DATASET:
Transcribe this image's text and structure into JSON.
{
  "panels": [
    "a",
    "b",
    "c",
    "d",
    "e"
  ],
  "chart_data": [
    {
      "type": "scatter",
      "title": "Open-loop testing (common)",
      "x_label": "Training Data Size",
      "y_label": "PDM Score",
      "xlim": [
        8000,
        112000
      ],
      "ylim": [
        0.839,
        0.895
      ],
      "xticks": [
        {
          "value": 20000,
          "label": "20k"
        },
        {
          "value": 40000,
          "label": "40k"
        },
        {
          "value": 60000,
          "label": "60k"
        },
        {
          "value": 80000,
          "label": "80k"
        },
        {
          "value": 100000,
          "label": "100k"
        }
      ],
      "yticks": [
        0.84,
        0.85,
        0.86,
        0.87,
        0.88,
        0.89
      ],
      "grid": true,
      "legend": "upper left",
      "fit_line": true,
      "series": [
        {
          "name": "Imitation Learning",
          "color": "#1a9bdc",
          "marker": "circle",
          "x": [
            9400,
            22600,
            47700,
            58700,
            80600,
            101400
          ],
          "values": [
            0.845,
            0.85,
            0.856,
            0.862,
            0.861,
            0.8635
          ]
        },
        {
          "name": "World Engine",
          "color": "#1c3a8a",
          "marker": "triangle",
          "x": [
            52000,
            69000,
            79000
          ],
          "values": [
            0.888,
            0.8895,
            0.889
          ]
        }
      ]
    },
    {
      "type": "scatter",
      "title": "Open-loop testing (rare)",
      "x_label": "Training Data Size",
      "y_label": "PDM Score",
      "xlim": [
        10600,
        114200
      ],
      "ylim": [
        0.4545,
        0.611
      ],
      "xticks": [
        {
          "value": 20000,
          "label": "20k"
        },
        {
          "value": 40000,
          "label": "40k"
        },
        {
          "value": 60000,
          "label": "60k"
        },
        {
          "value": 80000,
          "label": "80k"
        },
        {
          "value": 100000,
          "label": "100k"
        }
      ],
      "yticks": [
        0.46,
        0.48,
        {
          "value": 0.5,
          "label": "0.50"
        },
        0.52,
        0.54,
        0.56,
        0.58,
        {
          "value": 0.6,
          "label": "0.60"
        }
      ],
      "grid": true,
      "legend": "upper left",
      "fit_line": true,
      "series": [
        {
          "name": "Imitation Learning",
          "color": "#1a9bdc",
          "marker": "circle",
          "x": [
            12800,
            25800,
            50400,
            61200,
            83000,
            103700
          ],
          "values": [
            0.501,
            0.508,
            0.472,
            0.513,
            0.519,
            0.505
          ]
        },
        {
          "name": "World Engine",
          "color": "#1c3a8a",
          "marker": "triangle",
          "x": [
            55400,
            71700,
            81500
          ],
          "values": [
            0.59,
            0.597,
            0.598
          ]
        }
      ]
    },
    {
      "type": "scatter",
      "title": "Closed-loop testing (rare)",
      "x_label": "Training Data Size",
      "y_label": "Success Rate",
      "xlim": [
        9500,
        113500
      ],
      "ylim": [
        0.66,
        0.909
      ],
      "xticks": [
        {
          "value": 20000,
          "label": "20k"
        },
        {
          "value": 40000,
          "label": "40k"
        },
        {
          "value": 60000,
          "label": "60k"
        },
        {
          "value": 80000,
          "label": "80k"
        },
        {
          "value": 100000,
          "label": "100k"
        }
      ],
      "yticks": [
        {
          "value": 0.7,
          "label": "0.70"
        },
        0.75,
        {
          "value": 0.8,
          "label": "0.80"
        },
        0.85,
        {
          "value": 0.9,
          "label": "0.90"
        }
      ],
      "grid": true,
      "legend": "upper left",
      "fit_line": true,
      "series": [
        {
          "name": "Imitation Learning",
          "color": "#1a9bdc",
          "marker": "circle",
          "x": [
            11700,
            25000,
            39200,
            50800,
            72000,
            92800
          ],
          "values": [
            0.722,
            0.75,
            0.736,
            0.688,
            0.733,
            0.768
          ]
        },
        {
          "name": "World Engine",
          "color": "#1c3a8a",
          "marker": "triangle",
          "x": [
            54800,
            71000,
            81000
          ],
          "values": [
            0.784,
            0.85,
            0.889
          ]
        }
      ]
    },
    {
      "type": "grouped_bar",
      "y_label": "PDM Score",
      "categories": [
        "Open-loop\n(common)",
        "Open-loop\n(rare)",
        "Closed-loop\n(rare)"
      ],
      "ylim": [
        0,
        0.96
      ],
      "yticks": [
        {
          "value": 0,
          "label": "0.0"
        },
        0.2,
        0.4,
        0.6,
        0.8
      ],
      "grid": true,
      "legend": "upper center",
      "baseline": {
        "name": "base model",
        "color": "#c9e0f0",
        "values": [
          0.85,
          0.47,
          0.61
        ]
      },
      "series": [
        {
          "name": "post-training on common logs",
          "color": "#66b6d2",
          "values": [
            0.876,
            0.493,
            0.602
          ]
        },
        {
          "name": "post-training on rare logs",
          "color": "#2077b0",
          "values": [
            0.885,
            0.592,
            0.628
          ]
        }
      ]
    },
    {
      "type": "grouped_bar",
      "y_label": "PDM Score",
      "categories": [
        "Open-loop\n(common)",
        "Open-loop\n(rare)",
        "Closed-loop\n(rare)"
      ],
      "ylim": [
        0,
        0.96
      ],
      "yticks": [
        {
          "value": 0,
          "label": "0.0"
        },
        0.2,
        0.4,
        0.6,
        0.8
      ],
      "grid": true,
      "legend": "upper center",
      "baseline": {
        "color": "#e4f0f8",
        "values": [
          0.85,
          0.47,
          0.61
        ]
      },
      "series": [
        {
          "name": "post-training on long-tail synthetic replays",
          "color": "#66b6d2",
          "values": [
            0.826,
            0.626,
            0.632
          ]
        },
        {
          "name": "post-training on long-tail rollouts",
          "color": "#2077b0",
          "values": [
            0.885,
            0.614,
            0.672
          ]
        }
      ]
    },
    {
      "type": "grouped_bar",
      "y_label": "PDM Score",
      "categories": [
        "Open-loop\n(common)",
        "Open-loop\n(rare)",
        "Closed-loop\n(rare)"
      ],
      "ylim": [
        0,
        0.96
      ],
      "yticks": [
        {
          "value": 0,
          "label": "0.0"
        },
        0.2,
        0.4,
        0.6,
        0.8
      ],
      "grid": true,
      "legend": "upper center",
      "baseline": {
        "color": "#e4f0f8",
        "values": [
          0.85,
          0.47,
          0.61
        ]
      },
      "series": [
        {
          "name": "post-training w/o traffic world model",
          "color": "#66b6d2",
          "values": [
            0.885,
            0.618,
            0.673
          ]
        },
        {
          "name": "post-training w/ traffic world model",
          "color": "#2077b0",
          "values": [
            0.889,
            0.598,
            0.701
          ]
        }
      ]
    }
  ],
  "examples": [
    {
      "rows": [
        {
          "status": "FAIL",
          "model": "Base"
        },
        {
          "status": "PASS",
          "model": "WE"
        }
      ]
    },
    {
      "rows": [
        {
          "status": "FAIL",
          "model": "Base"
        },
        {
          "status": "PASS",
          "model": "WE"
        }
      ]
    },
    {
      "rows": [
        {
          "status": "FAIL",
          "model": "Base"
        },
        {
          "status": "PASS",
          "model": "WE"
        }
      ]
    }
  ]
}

TASK DESCRIPTION: Say how many lines in the records above hold "post", and give no other text.

WRITTEN REPLY: 6